▶ **TRECHO DO DOCUMENTO**:
━━━━━━━━

Ela localizou Gregório no Parque
de Motomecanização, um quartel em Casa Forte. "Ele estava
numa sela, com os pés queimados por soda cáustica e a cabeça
quebrada. O coronel Villoc disse que eu era uma atrevida. E
falou: `Com este ferro eu espanquei seu cliente. O que a senhora
acha?'. Eu respondi: 'O senhor tem a força, mas...'. Aí ele
falou: 'Mas o que?'. E eu disse: 'Mas mesmo! Posso ir?'. E ele
falou: 'Dane-se!' ". Para ela, naquele momento o País vivia
"uma sinfonia de sangue".

━━━━━━━━

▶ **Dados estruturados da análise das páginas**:
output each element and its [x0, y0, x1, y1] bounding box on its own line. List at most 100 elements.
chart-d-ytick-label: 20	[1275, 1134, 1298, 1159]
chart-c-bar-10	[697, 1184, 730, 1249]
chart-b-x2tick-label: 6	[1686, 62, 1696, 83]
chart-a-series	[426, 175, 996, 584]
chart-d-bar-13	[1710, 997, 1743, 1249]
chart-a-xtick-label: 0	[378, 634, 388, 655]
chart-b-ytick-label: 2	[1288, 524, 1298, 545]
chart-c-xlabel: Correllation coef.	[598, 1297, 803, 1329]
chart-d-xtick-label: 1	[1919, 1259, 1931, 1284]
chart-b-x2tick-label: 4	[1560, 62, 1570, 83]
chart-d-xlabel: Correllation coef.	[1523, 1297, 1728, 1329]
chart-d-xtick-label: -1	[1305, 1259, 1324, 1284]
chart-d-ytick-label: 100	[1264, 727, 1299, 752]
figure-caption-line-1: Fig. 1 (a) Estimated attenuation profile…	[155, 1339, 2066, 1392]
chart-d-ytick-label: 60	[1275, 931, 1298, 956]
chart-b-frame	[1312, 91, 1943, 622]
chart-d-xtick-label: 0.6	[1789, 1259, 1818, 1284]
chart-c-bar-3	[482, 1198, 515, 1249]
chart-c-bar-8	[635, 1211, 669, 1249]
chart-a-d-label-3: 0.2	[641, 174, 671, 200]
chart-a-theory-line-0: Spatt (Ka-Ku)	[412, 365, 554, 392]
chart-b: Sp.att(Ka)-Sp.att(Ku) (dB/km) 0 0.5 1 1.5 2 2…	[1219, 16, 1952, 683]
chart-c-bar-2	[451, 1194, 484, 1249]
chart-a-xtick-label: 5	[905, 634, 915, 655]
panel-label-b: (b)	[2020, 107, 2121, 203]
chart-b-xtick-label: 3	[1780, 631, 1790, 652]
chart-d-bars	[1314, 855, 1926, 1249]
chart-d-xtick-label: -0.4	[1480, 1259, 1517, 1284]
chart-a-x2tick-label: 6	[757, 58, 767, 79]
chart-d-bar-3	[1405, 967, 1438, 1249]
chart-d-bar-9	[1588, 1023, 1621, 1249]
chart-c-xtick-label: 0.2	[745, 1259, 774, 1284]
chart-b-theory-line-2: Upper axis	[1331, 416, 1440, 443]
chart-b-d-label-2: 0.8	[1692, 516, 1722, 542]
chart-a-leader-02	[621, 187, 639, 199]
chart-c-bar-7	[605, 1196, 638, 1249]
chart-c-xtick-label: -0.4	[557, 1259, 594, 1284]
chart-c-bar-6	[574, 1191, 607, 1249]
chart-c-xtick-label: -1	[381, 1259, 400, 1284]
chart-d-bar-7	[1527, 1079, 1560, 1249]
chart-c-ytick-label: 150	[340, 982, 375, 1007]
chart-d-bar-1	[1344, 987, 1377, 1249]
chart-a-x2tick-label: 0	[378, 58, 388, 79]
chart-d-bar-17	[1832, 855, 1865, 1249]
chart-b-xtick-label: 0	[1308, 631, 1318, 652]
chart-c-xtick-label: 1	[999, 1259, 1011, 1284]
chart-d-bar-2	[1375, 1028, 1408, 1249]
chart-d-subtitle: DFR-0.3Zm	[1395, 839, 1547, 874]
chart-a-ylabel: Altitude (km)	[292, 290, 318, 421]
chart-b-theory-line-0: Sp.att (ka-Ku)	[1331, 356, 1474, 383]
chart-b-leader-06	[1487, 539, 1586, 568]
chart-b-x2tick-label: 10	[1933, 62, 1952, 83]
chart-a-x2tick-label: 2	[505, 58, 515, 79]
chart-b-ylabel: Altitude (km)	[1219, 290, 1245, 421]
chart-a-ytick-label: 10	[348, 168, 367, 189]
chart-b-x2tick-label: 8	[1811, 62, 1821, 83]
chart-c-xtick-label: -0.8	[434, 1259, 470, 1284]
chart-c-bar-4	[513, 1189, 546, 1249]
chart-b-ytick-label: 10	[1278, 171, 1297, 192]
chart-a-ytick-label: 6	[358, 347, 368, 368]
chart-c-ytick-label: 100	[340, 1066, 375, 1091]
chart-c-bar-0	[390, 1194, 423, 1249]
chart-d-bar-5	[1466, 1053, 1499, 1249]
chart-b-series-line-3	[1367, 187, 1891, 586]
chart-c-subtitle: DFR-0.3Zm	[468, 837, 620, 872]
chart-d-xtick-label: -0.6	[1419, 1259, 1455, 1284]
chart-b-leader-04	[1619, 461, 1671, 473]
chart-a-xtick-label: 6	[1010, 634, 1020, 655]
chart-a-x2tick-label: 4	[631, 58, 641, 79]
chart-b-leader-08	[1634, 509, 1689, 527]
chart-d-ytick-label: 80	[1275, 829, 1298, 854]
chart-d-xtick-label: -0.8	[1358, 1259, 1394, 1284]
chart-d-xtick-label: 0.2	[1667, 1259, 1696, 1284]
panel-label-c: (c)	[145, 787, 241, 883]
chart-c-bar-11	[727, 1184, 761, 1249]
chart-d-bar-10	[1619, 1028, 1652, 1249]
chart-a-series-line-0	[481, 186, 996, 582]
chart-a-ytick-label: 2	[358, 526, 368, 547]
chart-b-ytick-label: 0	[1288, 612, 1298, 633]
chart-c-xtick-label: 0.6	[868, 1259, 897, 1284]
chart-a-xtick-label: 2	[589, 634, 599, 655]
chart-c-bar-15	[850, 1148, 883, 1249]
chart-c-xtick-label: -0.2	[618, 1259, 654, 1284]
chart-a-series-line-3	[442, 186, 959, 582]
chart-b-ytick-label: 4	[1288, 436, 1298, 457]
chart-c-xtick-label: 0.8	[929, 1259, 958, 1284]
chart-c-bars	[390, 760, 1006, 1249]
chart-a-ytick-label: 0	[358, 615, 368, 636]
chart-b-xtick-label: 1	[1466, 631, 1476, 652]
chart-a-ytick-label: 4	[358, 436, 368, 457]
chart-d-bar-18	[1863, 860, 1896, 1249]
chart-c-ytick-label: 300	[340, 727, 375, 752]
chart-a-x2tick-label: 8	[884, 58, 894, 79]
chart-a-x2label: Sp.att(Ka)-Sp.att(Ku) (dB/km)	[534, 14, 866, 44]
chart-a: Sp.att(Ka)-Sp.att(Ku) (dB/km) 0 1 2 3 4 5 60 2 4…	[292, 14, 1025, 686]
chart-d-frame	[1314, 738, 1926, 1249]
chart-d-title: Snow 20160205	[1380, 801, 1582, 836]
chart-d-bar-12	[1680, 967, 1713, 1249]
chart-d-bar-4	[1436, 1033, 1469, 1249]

━━━━━━━━

▶ **TAREFAS**:
1) Com base no trecho do documento, explique por que Gregório estava com os pés queimados quando foi localizado no quartel.
2) Retome o trecho do documento e dê continuidade ao texto a partir do ponto em que ele termina.

▶ **RESPOSTAS**:
1) Os pés de Gregório estavam queimados porque haviam sido atingidos por soda cáustica.

2)
Passados 36 anos daquelas cenas,
Mércia ainda lembra com emoção, assistindo à movimentação das
comemorações do 100 anos de seu amigo e ex-cliente. "Todos
temiam aproximar-se de mim porque eu defendia os presos políticos",
revela, fazendo questão de mencionar o então escrivão da Vara
de Homicídios, Décio Magalhães que, em 1967, aceitou, com riscos,
levar para casa as razões de defesa de Gregório, rascunhadas
por ela, para datilografar. Ainda sem experiência profissional,
Mércia pedia ajuda dos advogados Rui Antunes e Cláudio César
Andrade. Eles iam para uma granja, de madrugada para não serem
vistos pela férrea vigilância policial, onde preparavam as petições.
Naquele momento, Gregório estava doente da próstata e tinha
sido removido para o hospital onde hoje é o Ipsep. Conta que
havia policiais com metralhadora apontando para ela até dentro
do quarto do paciente. "Eles queriam ficar até dentro da
sala de cirurgia, mas o coronel-médico César Montezuma os expulsou.
Eu rendo homenagens ao falecido coronel".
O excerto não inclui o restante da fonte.